Ruallus, por su parte, en cuyo territorio se habían plantado las tiendas, no cesaba de quejarse. Ciertamente,le estaría muy agradecido de que lo hubiera librado del ataque enemigo, si el beneficio no hubiera quedado anulado por un perjuicio. Pues, si se detenía a esperar (a Conan), la región, ya escasamente rica, y demasiado agotada, quedaría del todo devastada. No importaba a los campesinos si se veían arruinados por el ejército normando o bretón hasta el punto de perder el trabajo de todo el año. A él mismo, la expulsión de Conan le había garantizado la fama, no la conservación de sus bienes. El Duque le respondía que había de procurar que una partida demasiado precipitada no le acarreara una opinión deshonrosa y le prometió una gran compensación en oro por los daños. Inmediatamente prohibió a sus soldados tocar las cosechas o el ganado de Ruallus. Esta orden se cumplió con tal moderación, que una sola gavilla de trigo habría sido más que suficiente para recompensarle por todos los daños. En vano se esperó el combate, pues el adversario huyó cada vez más lejos.

(46) Una vez que regresó a sus dominios, y tras haber tenido junto a sí a su huésped Harold durante un tiempo, lo dejó partir cargado de dones, de un modo que honraba tanto a aquél por cuya orden había emprendido el camino, como a aquél cuyo honor había venido a acrecentar. Más aún, se llevó consigo de regreso a uno de los dos rehenes, a su sobrino, por respeto hacia su propia persona. Y aquí nos dirigiremos brevemente a ti, Harold. ¿Cómo pudiste después de esto arrebatarle la herencia a Guillermo, llevar la guerra contra él, a quien tú mismo, con tu juramento sacrosanto, formulado por tu propia lengua y mano, sometiste tu misma persona y tu propio pueblo? Tal violación, que debiste reprimir, tú mismo perversamente la provocaste. En mala hora los vientos favorables hincharon tus negras velas en el camino de vuelta. Con impía clemencia soportó el océano que tú, el más traidor de los hombres, consiguieras atravesarlo y llegar a puerto. Siniestramente plácida fue la rada que te recibió a ti, que llevabas el más terrible naufragio a tu patria.
= = = =
[CONSIGNAS DEL EJERCICIO]:
• 1. Según el pasaje proporcionado, ¿qué prohibió el Duque a sus soldados?
• 2. Seleccione cada línea del listado que contenga la palabra "Très", teniendo en cuenta las mayúsculas y minúsculas.

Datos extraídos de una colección
= = = =
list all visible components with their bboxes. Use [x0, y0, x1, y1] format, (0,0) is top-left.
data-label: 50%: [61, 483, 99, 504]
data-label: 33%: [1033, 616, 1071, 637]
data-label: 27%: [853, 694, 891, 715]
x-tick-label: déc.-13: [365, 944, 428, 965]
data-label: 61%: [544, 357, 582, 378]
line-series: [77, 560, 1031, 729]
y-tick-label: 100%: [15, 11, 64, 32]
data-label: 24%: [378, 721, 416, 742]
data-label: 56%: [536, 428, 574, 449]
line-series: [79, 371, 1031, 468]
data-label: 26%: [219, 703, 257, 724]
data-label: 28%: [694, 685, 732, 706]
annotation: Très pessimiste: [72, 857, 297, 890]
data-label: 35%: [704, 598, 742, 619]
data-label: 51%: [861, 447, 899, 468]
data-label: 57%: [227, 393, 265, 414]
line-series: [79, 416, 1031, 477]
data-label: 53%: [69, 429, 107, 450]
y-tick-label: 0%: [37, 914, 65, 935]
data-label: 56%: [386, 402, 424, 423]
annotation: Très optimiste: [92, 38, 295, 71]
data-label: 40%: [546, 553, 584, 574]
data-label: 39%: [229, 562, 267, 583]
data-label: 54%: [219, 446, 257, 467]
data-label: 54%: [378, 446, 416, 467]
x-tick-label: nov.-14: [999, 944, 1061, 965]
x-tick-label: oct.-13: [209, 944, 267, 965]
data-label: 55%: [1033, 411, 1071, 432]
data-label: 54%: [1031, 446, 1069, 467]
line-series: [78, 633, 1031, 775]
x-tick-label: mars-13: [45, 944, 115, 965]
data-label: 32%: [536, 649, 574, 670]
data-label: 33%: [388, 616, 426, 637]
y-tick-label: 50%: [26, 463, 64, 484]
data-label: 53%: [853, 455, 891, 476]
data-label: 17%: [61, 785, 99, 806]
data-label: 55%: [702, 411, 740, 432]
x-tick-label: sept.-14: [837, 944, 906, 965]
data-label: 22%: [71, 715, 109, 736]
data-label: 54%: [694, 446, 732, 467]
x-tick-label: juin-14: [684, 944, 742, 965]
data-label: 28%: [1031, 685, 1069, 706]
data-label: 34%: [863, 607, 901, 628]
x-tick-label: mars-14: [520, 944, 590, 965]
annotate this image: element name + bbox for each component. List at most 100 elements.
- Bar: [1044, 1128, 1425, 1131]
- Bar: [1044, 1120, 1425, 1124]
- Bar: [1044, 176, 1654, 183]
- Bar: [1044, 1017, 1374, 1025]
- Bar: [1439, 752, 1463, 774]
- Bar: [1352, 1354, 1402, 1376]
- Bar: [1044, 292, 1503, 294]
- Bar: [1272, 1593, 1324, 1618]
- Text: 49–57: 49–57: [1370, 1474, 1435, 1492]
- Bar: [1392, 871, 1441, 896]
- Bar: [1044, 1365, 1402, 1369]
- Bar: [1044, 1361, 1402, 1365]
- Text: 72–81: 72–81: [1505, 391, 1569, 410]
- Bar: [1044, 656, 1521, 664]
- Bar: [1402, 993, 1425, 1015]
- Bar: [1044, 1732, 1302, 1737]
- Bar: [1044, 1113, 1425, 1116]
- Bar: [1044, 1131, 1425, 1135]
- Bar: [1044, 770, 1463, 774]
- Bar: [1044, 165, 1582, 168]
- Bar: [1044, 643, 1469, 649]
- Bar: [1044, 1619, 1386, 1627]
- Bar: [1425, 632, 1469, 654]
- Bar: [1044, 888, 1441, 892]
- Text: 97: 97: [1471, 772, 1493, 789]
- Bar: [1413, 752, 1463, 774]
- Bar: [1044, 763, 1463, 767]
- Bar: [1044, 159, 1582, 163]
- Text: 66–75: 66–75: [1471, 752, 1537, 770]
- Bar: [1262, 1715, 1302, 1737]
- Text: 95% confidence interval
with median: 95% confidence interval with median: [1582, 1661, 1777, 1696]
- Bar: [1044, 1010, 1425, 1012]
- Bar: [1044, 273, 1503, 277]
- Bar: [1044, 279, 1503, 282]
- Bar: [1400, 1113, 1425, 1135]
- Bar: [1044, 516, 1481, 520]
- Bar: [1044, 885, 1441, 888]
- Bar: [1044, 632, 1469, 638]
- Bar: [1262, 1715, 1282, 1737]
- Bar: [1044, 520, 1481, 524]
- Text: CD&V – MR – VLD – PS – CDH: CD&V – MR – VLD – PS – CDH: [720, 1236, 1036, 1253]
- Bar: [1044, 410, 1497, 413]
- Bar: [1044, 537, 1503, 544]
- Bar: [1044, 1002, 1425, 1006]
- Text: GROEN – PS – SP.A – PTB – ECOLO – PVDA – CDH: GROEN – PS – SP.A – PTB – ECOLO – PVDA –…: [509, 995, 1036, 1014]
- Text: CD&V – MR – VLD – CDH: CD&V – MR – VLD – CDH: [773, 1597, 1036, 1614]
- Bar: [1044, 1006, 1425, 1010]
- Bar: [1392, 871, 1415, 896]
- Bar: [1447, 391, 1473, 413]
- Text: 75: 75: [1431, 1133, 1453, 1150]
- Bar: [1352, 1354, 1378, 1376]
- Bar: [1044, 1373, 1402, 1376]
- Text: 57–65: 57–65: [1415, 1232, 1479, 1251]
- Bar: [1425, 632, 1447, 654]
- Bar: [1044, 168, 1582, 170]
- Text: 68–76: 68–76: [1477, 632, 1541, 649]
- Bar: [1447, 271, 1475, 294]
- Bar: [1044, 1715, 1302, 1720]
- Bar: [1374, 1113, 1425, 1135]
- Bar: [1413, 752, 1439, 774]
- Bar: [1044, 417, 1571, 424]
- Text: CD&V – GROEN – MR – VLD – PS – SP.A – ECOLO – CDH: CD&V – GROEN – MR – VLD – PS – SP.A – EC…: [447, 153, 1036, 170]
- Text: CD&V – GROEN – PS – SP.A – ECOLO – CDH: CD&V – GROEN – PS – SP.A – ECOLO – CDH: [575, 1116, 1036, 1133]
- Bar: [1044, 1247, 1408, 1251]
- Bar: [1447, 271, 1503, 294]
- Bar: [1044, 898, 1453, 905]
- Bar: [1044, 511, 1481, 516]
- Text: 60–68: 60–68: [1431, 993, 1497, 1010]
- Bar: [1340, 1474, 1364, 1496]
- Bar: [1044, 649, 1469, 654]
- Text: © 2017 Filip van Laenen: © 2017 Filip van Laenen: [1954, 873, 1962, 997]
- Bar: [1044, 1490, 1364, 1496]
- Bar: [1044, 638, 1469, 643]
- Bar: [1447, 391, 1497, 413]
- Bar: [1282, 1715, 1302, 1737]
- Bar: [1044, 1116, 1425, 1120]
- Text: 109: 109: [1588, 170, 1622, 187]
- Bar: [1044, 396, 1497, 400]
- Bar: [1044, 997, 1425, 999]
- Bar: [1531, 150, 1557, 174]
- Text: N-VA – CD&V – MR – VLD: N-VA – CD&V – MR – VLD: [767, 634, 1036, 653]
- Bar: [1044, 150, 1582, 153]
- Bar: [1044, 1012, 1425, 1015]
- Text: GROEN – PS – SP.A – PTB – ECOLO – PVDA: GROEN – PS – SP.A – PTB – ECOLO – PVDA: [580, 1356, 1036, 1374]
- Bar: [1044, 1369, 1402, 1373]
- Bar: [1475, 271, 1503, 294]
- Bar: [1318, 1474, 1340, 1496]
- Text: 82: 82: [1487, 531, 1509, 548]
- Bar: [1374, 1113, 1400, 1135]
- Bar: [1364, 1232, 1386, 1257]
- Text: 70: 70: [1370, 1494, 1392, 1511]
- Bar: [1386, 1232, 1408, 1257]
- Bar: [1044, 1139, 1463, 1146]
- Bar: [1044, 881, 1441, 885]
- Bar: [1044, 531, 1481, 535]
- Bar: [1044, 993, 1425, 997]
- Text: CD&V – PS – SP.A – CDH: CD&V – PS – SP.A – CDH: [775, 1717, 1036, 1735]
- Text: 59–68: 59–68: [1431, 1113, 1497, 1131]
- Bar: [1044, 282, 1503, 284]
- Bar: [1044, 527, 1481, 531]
= = = =
[RESPUESTAS COMPLETAS]:
• 1. Les prohibió tocar las cosechas o el ganado de Ruallus.

• 2.
annotation: Très pessimiste: [72, 857, 297, 890]
annotation: Très optimiste: [92, 38, 295, 71]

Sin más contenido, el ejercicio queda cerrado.